_WHAT TO WORK ON_. Write out all the material exactly. Leave nothing out.
***** RECORD SET *****
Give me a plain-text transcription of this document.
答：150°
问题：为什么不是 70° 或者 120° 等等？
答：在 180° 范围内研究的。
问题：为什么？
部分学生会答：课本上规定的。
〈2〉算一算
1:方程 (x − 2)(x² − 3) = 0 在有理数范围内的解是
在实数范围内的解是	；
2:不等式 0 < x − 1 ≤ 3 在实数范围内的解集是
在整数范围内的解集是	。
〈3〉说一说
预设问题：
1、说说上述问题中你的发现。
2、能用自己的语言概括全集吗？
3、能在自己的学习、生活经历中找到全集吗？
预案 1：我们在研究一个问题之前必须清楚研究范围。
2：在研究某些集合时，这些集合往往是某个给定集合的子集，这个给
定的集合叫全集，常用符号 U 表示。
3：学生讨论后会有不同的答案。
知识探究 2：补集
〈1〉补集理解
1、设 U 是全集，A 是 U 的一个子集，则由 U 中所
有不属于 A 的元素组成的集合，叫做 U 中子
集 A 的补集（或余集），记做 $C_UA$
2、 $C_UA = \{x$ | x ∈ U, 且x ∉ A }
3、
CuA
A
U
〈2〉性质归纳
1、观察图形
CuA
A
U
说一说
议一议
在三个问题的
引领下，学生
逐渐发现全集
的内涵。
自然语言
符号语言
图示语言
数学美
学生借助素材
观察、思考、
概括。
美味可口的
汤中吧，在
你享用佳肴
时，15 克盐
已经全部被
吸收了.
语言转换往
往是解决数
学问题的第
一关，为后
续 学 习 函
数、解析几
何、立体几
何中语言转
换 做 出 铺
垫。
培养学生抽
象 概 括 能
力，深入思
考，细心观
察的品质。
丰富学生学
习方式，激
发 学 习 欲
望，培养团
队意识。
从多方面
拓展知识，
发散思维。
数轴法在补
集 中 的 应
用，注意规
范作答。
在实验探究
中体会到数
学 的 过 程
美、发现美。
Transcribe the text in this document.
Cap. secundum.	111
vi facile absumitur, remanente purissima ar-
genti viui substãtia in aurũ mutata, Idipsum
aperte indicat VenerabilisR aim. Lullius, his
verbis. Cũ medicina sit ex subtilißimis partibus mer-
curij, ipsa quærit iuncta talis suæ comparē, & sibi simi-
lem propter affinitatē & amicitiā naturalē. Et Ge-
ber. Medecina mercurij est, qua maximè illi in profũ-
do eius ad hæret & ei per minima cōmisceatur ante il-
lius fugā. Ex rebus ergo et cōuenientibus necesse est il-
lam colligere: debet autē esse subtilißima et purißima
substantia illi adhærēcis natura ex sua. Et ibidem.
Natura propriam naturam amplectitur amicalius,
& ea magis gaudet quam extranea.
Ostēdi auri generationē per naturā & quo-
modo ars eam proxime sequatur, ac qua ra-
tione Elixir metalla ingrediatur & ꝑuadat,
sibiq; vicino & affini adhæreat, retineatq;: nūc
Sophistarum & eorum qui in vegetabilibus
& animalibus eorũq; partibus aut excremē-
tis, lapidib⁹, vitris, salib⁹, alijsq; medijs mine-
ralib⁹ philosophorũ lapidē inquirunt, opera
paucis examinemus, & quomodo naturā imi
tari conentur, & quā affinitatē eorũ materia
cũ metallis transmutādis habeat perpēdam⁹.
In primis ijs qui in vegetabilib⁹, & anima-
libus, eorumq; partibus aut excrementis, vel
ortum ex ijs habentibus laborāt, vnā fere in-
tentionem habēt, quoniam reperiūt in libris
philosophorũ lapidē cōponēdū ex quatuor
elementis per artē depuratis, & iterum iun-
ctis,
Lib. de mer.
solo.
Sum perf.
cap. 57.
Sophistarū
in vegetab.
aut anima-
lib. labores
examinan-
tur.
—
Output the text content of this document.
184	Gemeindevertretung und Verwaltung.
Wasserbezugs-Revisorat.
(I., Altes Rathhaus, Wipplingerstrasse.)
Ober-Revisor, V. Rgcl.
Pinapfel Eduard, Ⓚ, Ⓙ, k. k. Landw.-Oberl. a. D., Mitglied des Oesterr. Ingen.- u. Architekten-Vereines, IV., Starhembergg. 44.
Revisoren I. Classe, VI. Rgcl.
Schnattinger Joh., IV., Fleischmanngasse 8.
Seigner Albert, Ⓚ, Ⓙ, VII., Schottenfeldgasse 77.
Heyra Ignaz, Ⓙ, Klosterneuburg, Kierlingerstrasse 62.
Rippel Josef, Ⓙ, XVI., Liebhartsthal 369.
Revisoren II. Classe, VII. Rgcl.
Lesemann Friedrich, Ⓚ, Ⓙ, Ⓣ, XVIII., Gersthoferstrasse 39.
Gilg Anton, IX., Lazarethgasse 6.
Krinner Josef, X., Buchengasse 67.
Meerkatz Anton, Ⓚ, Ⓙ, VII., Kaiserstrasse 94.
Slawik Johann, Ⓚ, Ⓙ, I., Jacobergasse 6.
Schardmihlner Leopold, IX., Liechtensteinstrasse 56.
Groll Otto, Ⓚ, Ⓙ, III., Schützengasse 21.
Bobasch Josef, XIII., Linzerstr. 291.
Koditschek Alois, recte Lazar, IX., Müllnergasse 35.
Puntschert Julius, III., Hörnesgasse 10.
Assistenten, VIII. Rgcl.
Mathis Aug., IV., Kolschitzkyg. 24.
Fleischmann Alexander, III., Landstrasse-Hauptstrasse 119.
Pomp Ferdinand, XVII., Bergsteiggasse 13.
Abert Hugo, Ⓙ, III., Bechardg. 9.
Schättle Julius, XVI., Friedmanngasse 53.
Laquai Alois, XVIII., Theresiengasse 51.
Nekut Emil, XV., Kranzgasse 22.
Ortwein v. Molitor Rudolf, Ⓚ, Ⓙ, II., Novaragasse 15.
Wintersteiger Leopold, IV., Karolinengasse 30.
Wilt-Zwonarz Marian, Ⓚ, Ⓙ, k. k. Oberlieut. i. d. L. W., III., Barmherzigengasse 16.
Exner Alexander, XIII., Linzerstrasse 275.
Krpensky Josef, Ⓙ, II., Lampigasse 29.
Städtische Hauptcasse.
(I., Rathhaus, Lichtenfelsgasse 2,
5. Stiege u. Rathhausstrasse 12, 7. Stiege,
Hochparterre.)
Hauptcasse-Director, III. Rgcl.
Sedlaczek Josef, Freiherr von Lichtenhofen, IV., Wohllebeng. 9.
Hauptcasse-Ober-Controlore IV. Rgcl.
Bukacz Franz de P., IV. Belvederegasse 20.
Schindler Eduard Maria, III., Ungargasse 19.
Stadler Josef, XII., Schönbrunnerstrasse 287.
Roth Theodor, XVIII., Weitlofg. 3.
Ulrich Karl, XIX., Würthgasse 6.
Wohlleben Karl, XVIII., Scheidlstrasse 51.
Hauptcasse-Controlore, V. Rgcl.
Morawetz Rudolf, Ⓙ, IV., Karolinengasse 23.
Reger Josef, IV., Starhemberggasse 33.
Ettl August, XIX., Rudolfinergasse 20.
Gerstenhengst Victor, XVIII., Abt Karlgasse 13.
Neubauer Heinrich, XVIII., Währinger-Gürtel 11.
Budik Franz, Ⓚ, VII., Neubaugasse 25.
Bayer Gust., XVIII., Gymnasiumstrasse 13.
*****
_IN RESPONSE_.
Give me a plain-text transcription of this document.
答：150°
问题：为什么不是 70° 或者 120° 等等？
答：在 180° 范围内研究的。
问题：为什么？
部分学生会答：课本上规定的。
〈2〉算一算
1:方程 (x − 2)(x² − 3) = 0 在有理数范围内的解是
在实数范围内的解是	；
2:不等式 0 < x − 1 ≤ 3 在实数范围内的解集是
在整数范围内的解集是	。
〈3〉说一说
预设问题：
1、说说上述问题中你的发现。
2、能用自己的语言概括全集吗？
3、能在自己的学习、生活经历中找到全集吗？
预案 1：我们在研究一个问题之前必须清楚研究范围。
2：在研究某些集合时，这些集合往往是某个给定集合的子集，这个给
定的集合叫全集，常用符号 U 表示。
3：学生讨论后会有不同的答案。
知识探究 2：补集
〈1〉补集理解
1、设 U 是全集，A 是 U 的一个子集，则由 U 中所
有不属于 A 的元素组成的集合，叫做 U 中子
集 A 的补集（或余集），记做 $C_UA$
2、 $C_UA = \{x$ | x ∈ U, 且x ∉ A }
3、
CuA
A
U
〈2〉性质归纳
1、观察图形
CuA
A
U
说一说
议一议
在三个问题的
引领下，学生
逐渐发现全集
的内涵。
自然语言
符号语言
图示语言
数学美
学生借助素材
观察、思考、
概括。
美味可口的
汤中吧，在
你享用佳肴
时，15 克盐
已经全部被
吸收了.
语言转换往
往是解决数
学问题的第
一关，为后
续 学 习 函
数、解析几
何、立体几
何中语言转
换 做 出 铺
垫。
培养学生抽
象 概 括 能
力，深入思
考，细心观
察的品质。
丰富学生学
习方式，激
发 学 习 欲
望，培养团
队意识。
从多方面
拓展知识，
发散思维。
数轴法在补
集 中 的 应
用，注意规
范作答。
在实验探究
中体会到数
学 的 过 程
美、发现美。
Transcribe the text in this document.
Cap. secundum.	111
vi facile absumitur, remanente purissima ar-
genti viui substãtia in aurũ mutata, Idipsum
aperte indicat VenerabilisR aim. Lullius, his
verbis. Cũ medicina sit ex subtilißimis partibus mer-
curij, ipsa quærit iuncta talis suæ comparē, & sibi simi-
lem propter affinitatē & amicitiā naturalē. Et Ge-
ber. Medecina mercurij est, qua maximè illi in profũ-
do eius ad hæret & ei per minima cōmisceatur ante il-
lius fugā. Ex rebus ergo et cōuenientibus necesse est il-
lam colligere: debet autē esse subtilißima et purißima
substantia illi adhærēcis natura ex sua. Et ibidem.
Natura propriam naturam amplectitur amicalius,
& ea magis gaudet quam extranea.
Ostēdi auri generationē per naturā & quo-
modo ars eam proxime sequatur, ac qua ra-
tione Elixir metalla ingrediatur & ꝑuadat,
sibiq; vicino & affini adhæreat, retineatq;: nūc
Sophistarum & eorum qui in vegetabilibus
& animalibus eorũq; partibus aut excremē-
tis, lapidib⁹, vitris, salib⁹, alijsq; medijs mine-
ralib⁹ philosophorũ lapidē inquirunt, opera
paucis examinemus, & quomodo naturā imi
tari conentur, & quā affinitatē eorũ materia
cũ metallis transmutādis habeat perpēdam⁹.
In primis ijs qui in vegetabilib⁹, & anima-
libus, eorumq; partibus aut excrementis, vel
ortum ex ijs habentibus laborāt, vnā fere in-
tentionem habēt, quoniam reperiūt in libris
philosophorũ lapidē cōponēdū ex quatuor
elementis per artē depuratis, & iterum iun-
ctis,
Lib. de mer.
solo.
Sum perf.
cap. 57.
Sophistarū
in vegetab.
aut anima-
lib. labores
examinan-
tur.
—
Output the text content of this document.
184	Gemeindevertretung und Verwaltung.
Wasserbezugs-Revisorat.
(I., Altes Rathhaus, Wipplingerstrasse.)
Ober-Revisor, V. Rgcl.
Pinapfel Eduard, Ⓚ, Ⓙ, k. k. Landw.-Oberl. a. D., Mitglied des Oesterr. Ingen.- u. Architekten-Vereines, IV., Starhembergg. 44.
Revisoren I. Classe, VI. Rgcl.
Schnattinger Joh., IV., Fleischmanngasse 8.
Seigner Albert, Ⓚ, Ⓙ, VII., Schottenfeldgasse 77.
Heyra Ignaz, Ⓙ, Klosterneuburg, Kierlingerstrasse 62.
Rippel Josef, Ⓙ, XVI., Liebhartsthal 369.
Revisoren II. Classe, VII. Rgcl.
Lesemann Friedrich, Ⓚ, Ⓙ, Ⓣ, XVIII., Gersthoferstrasse 39.
Gilg Anton, IX., Lazarethgasse 6.
Krinner Josef, X., Buchengasse 67.
Meerkatz Anton, Ⓚ, Ⓙ, VII., Kaiserstrasse 94.
Slawik Johann, Ⓚ, Ⓙ, I., Jacobergasse 6.
Schardmihlner Leopold, IX., Liechtensteinstrasse 56.
Groll Otto, Ⓚ, Ⓙ, III., Schützengasse 21.
Bobasch Josef, XIII., Linzerstr. 291.
Koditschek Alois, recte Lazar, IX., Müllnergasse 35.
Puntschert Julius, III., Hörnesgasse 10.
Assistenten, VIII. Rgcl.
Mathis Aug., IV., Kolschitzkyg. 24.
Fleischmann Alexander, III., Landstrasse-Hauptstrasse 119.
Pomp Ferdinand, XVII., Bergsteiggasse 13.
Abert Hugo, Ⓙ, III., Bechardg. 9.
Schättle Julius, XVI., Friedmanngasse 53.
Laquai Alois, XVIII., Theresiengasse 51.
Nekut Emil, XV., Kranzgasse 22.
Ortwein v. Molitor Rudolf, Ⓚ, Ⓙ, II., Novaragasse 15.
Wintersteiger Leopold, IV., Karolinengasse 30.
Wilt-Zwonarz Marian, Ⓚ, Ⓙ, k. k. Oberlieut. i. d. L. W., III., Barmherzigengasse 16.
Exner Alexander, XIII., Linzerstrasse 275.
Krpensky Josef, Ⓙ, II., Lampigasse 29.
Städtische Hauptcasse.
(I., Rathhaus, Lichtenfelsgasse 2,
5. Stiege u. Rathhausstrasse 12, 7. Stiege,
Hochparterre.)
Hauptcasse-Director, III. Rgcl.
Sedlaczek Josef, Freiherr von Lichtenhofen, IV., Wohllebeng. 9.
Hauptcasse-Ober-Controlore IV. Rgcl.
Bukacz Franz de P., IV. Belvederegasse 20.
Schindler Eduard Maria, III., Ungargasse 19.
Stadler Josef, XII., Schönbrunnerstrasse 287.
Roth Theodor, XVIII., Weitlofg. 3.
Ulrich Karl, XIX., Würthgasse 6.
Wohlleben Karl, XVIII., Scheidlstrasse 51.
Hauptcasse-Controlore, V. Rgcl.
Morawetz Rudolf, Ⓙ, IV., Karolinengasse 23.
Reger Josef, IV., Starhemberggasse 33.
Ettl August, XIX., Rudolfinergasse 20.
Gerstenhengst Victor, XVIII., Abt Karlgasse 13.
Neubauer Heinrich, XVIII., Währinger-Gürtel 11.
Budik Franz, Ⓚ, VII., Neubaugasse 25.
Bayer Gust., XVIII., Gymnasiumstrasse 13.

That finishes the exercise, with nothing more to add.